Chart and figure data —
- - -

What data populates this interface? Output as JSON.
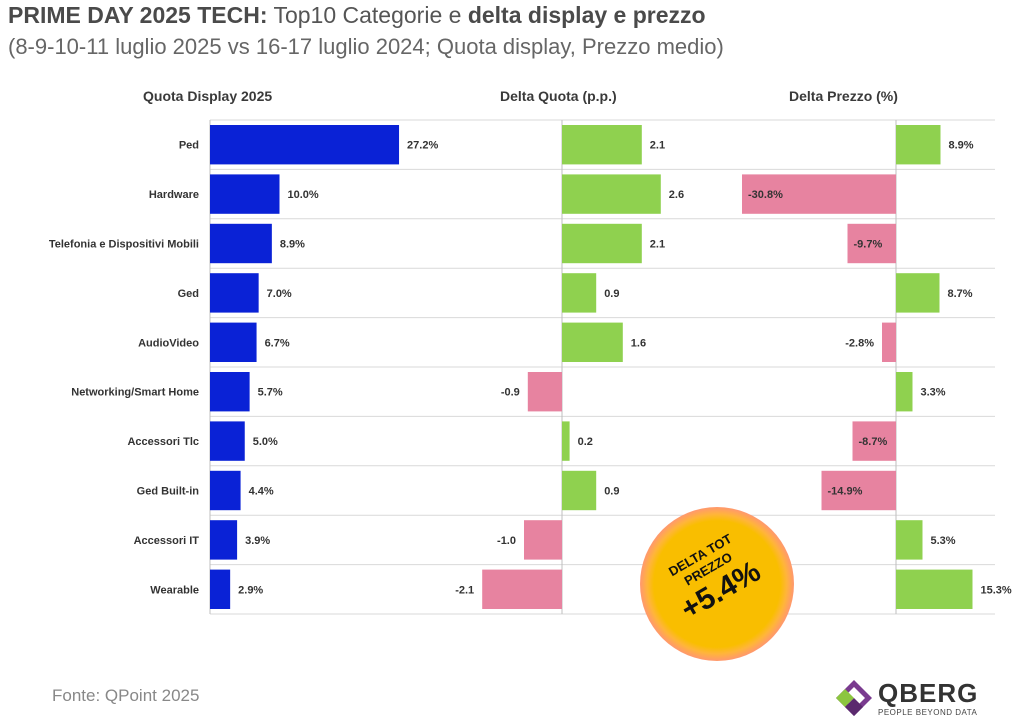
{
  "header": {
    "title_bold": "PRIME DAY 2025 TECH:",
    "title_mid": " Top10 Categorie e ",
    "title_bold2": "delta display e prezzo",
    "subtitle": "(8-9-10-11 luglio 2025 vs 16-17 luglio 2024; Quota display, Prezzo medio)"
  },
  "chart_data": {
    "type": "bar",
    "categories": [
      "Ped",
      "Hardware",
      "Telefonia e Dispositivi Mobili",
      "Ged",
      "AudioVideo",
      "Networking/Smart Home",
      "Accessori Tlc",
      "Ged Built-in",
      "Accessori IT",
      "Wearable"
    ],
    "series": [
      {
        "name": "Quota Display 2025",
        "values": [
          27.2,
          10.0,
          8.9,
          7.0,
          6.7,
          5.7,
          5.0,
          4.4,
          3.9,
          2.9
        ],
        "labels": [
          "27.2%",
          "10.0%",
          "8.9%",
          "7.0%",
          "6.7%",
          "5.7%",
          "5.0%",
          "4.4%",
          "3.9%",
          "2.9%"
        ]
      },
      {
        "name": "Delta Quota (p.p.)",
        "values": [
          2.1,
          2.6,
          2.1,
          0.9,
          1.6,
          -0.9,
          0.2,
          0.9,
          -1.0,
          -2.1
        ],
        "labels": [
          "2.1",
          "2.6",
          "2.1",
          "0.9",
          "1.6",
          "-0.9",
          "0.2",
          "0.9",
          "-1.0",
          "-2.1"
        ]
      },
      {
        "name": "Delta Prezzo (%)",
        "values": [
          8.9,
          -30.8,
          -9.7,
          8.7,
          -2.8,
          3.3,
          -8.7,
          -14.9,
          5.3,
          15.3
        ],
        "labels": [
          "8.9%",
          "-30.8%",
          "-9.7%",
          "8.7%",
          "-2.8%",
          "3.3%",
          "-8.7%",
          "-14.9%",
          "5.3%",
          "15.3%"
        ]
      }
    ],
    "colors": {
      "display": "#0a22d6",
      "positive": "#8fd14f",
      "negative": "#e783a0",
      "grid": "#d9d9d9",
      "axis": "#bfbfbf",
      "label": "#333333"
    }
  },
  "badge": {
    "line1": "DELTA TOT",
    "line2": "PREZZO",
    "value": "+5.4%"
  },
  "footer": {
    "source": "Fonte: QPoint 2025",
    "logo_name": "QBERG",
    "logo_tagline": "PEOPLE BEYOND DATA"
  }
}
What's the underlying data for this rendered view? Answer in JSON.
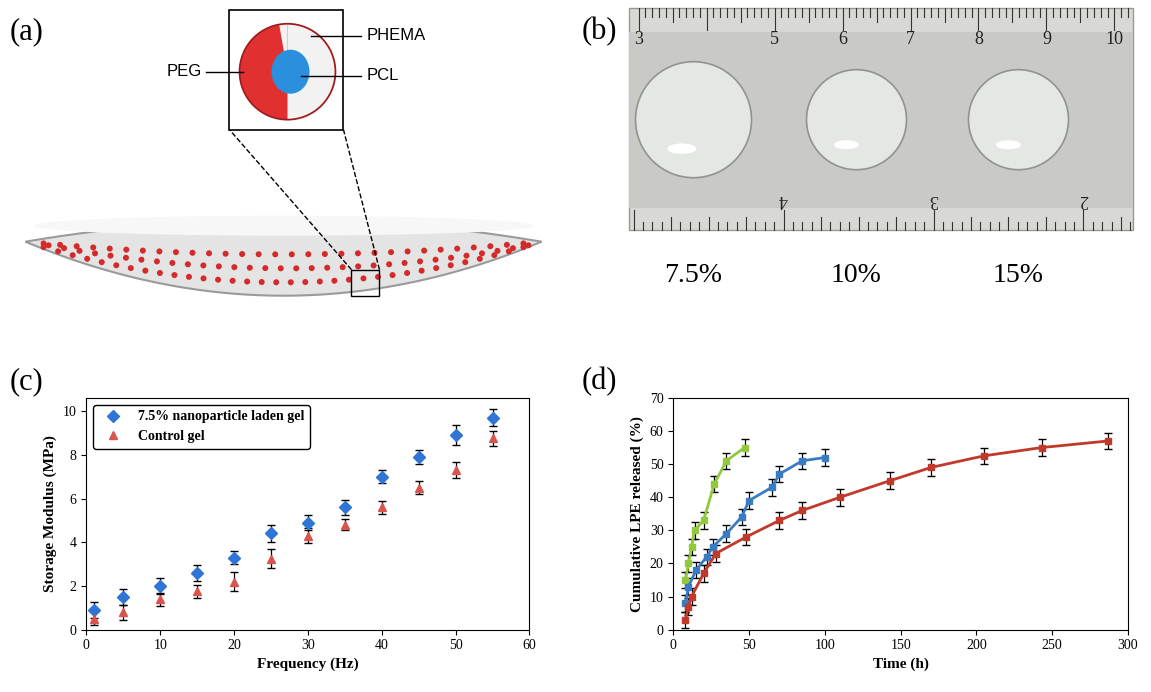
{
  "panel_labels": [
    "(a)",
    "(b)",
    "(c)",
    "(d)"
  ],
  "diagram": {
    "labels": {
      "outer": "PEG",
      "middle": "PHEMA",
      "core": "PCL"
    }
  },
  "photo": {
    "ruler_top_numbers": [
      3,
      5,
      6,
      7,
      8,
      9,
      10
    ],
    "ruler_bottom_numbers": [
      4,
      3,
      2
    ],
    "captions": [
      "7.5%",
      "10%",
      "15%"
    ]
  },
  "chart_data": [
    {
      "type": "scatter",
      "x_label": "Frequency (Hz)",
      "y_label": "Storage Modulus (MPa)",
      "xlim": [
        0,
        60
      ],
      "xticks": [
        0,
        10,
        20,
        30,
        40,
        50,
        60
      ],
      "ylim": [
        0,
        10.6
      ],
      "yticks": [
        0,
        2,
        4,
        6,
        8,
        10
      ],
      "legend": "upper left",
      "x": [
        1,
        5,
        10,
        15,
        20,
        25,
        30,
        35,
        40,
        45,
        50,
        55
      ],
      "series": [
        {
          "name": "7.5% nanoparticle laden gel",
          "color": "#2e75d6",
          "marker": "diamond",
          "values": [
            0.9,
            1.5,
            2.0,
            2.6,
            3.3,
            4.4,
            4.9,
            5.6,
            7.0,
            7.9,
            8.9,
            9.7
          ],
          "error": [
            0.35,
            0.35,
            0.35,
            0.35,
            0.3,
            0.4,
            0.35,
            0.35,
            0.3,
            0.3,
            0.45,
            0.4
          ]
        },
        {
          "name": "Control gel",
          "color": "#d9534f",
          "marker": "triangle",
          "values": [
            0.5,
            0.8,
            1.4,
            1.75,
            2.2,
            3.25,
            4.3,
            4.8,
            5.6,
            6.5,
            7.3,
            8.75
          ],
          "error": [
            0.3,
            0.35,
            0.3,
            0.3,
            0.45,
            0.45,
            0.35,
            0.25,
            0.3,
            0.3,
            0.35,
            0.35
          ]
        }
      ]
    },
    {
      "type": "line",
      "x_label": "Time (h)",
      "y_label": "Cumulative LPE released (%)",
      "xlim": [
        0,
        300
      ],
      "xticks": [
        0,
        50,
        100,
        150,
        200,
        250,
        300
      ],
      "ylim": [
        0,
        70
      ],
      "yticks": [
        0,
        10,
        20,
        30,
        40,
        50,
        60,
        70
      ],
      "series": [
        {
          "color": "#92c83e",
          "marker": "square",
          "x": [
            8,
            10,
            12,
            14,
            20,
            27,
            35,
            47
          ],
          "values": [
            15,
            20,
            25,
            30,
            33,
            44,
            51,
            55
          ],
          "error": [
            2.5,
            2.5,
            2.5,
            2.5,
            2.5,
            2.5,
            2.5,
            2.5
          ]
        },
        {
          "color": "#3a7cc4",
          "marker": "square",
          "x": [
            8,
            10,
            15,
            22,
            26,
            35,
            45,
            50,
            65,
            70,
            85,
            100
          ],
          "values": [
            8,
            13,
            18,
            22,
            25,
            29,
            34,
            39,
            43,
            47,
            51,
            52
          ],
          "error": [
            2.5,
            2.5,
            2.5,
            2.5,
            2.5,
            2.5,
            2.5,
            2.5,
            2.5,
            2.5,
            2.5,
            2.5
          ]
        },
        {
          "color": "#c0392b",
          "marker": "square",
          "x": [
            8,
            10,
            12,
            20,
            28,
            48,
            70,
            85,
            110,
            143,
            170,
            205,
            243,
            287
          ],
          "values": [
            3,
            7,
            10,
            17,
            23,
            28,
            33,
            36,
            40,
            45,
            49,
            52.5,
            55,
            57
          ],
          "error": [
            2.5,
            2.5,
            2.5,
            2.5,
            2.5,
            2.5,
            2.5,
            2.5,
            2.5,
            2.5,
            2.5,
            2.5,
            2.5,
            2.5
          ]
        }
      ]
    }
  ]
}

- - -

TASK OBJECTIVE — Count how many lines include the string "Quota". Nothing but the number is needed.

FULL RESPONSE — 3